Example: `autocorr(y,NumLags=10)` plots the sample ACF of `y` for lags `0` through `10`.

Data Types: `double`

Number of lags in a theoretical MA model of the input time series, specified as a nonnegative integer less than `NumLags`.

`autocorr` uses `NumMA` to estimate confidence bounds.

• For lags > `NumMA`, `autocorr` uses Bartlett’s approximation [1] to estimate the standard errors under the model assumption.

• If `NumMA` = `0`, then `autocorr` assumes that the input time series is a Gaussian white noise process with a standard error of approximately $1/\sqrt{T},$ where T is the effective sample size of the input time series.

Example: `autocorr(y,NumMA=10)` specifies that `y` is an MA(`10`) process and plots confidence bounds for all lags greater than `10`.

Data Types: `double`

Number of standard errors in the confidence bounds, specified as a nonnegative scalar. For all lags greater than `NumMA`, the confidence bounds are 0 ±`NumSTD*`$\stackrel{^}{\sigma }$, where $\stackrel{^}{\sigma }$ is the estimated standard error of the sample autocorrelation.

The default yields the approximate 95% confidence bounds.

Example: `autocorr(y,NumSTD=1.5)` plots the ACF of `y` with confidence bounds `1.5` standard errors away from 0.

AIM: Copy the autocorrelation passage between "Number of lags" and "estimate confidence bounds.", inclusive, swapping "theoretical" for "hypothetical". The entries that follow have no connection to the autocorrelation passage.

Layout element annotations:

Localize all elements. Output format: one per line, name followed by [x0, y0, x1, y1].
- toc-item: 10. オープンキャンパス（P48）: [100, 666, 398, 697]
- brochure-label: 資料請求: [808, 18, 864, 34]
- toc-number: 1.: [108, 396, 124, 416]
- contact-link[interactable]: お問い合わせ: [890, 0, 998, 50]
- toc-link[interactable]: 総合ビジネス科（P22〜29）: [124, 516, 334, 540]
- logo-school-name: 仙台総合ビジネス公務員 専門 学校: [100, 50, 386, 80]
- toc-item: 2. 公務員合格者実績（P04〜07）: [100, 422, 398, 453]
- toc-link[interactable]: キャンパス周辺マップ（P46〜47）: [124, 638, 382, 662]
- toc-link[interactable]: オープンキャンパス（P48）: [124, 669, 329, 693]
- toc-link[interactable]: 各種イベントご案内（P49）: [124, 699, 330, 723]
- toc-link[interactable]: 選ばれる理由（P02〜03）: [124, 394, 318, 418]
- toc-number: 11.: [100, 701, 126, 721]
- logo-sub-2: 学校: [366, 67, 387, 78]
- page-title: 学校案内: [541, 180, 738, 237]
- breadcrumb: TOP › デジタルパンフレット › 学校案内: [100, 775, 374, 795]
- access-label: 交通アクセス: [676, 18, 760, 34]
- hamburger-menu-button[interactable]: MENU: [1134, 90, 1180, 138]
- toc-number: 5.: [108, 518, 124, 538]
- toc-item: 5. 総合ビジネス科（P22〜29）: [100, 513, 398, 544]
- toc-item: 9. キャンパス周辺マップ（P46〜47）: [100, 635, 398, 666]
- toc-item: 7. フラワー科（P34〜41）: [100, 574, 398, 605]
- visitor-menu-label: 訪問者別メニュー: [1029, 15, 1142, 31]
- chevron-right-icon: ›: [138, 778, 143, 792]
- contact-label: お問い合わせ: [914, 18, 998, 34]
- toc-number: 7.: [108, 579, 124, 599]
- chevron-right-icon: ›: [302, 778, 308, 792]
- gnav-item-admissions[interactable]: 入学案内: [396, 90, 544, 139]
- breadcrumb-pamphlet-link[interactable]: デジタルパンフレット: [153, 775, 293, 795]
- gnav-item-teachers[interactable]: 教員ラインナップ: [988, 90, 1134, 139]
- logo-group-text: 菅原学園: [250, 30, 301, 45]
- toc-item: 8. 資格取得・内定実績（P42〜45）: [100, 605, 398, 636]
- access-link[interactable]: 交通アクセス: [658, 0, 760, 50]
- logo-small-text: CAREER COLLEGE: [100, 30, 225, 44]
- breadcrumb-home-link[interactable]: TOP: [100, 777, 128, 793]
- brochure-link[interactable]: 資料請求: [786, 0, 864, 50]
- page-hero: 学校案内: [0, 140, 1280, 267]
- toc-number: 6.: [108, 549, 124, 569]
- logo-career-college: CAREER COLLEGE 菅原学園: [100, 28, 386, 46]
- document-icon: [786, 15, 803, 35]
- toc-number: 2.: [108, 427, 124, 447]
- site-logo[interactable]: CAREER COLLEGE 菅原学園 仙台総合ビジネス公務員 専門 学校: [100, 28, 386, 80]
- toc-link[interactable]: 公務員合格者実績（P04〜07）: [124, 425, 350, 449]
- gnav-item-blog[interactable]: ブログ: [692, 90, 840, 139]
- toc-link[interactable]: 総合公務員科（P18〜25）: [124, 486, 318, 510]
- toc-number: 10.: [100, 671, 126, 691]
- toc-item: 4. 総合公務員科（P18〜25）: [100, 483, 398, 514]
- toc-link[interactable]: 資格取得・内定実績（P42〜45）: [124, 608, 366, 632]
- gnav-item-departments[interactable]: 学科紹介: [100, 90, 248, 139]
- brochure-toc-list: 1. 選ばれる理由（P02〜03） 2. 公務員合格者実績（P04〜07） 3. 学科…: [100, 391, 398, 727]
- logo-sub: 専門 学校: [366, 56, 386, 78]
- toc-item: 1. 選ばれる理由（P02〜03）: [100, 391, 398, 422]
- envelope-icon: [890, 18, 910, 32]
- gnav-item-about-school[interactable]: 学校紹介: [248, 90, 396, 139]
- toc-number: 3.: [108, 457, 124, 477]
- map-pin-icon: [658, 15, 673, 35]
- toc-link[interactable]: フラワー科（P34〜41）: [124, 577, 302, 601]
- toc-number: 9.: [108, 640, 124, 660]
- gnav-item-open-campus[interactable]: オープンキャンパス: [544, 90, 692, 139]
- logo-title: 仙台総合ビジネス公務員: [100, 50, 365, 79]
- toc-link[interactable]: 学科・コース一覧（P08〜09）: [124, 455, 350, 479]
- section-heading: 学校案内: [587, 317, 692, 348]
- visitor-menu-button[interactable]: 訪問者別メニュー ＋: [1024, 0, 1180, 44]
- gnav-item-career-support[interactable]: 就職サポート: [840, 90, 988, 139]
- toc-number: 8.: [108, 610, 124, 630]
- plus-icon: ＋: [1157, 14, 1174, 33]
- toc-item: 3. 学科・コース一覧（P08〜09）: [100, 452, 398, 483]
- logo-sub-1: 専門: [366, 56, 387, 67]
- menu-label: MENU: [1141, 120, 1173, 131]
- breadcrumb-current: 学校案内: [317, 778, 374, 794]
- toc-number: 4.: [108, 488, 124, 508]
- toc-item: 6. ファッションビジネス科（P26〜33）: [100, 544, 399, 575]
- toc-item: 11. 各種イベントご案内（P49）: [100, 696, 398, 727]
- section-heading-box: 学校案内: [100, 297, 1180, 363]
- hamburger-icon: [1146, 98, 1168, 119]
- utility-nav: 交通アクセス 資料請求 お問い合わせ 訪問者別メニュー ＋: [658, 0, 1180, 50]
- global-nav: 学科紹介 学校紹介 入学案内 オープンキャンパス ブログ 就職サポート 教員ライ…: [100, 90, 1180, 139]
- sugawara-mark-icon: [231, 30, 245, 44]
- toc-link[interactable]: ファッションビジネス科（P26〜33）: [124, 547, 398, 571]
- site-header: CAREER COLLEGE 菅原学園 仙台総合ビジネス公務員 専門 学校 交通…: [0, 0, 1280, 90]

COMPLETE ANSWER:
Number of lags in a hypothetical MA model of the input time series, specified as a nonnegative integer less than `NumLags`.

`autocorr` uses `NumMA` to estimate confidence bounds.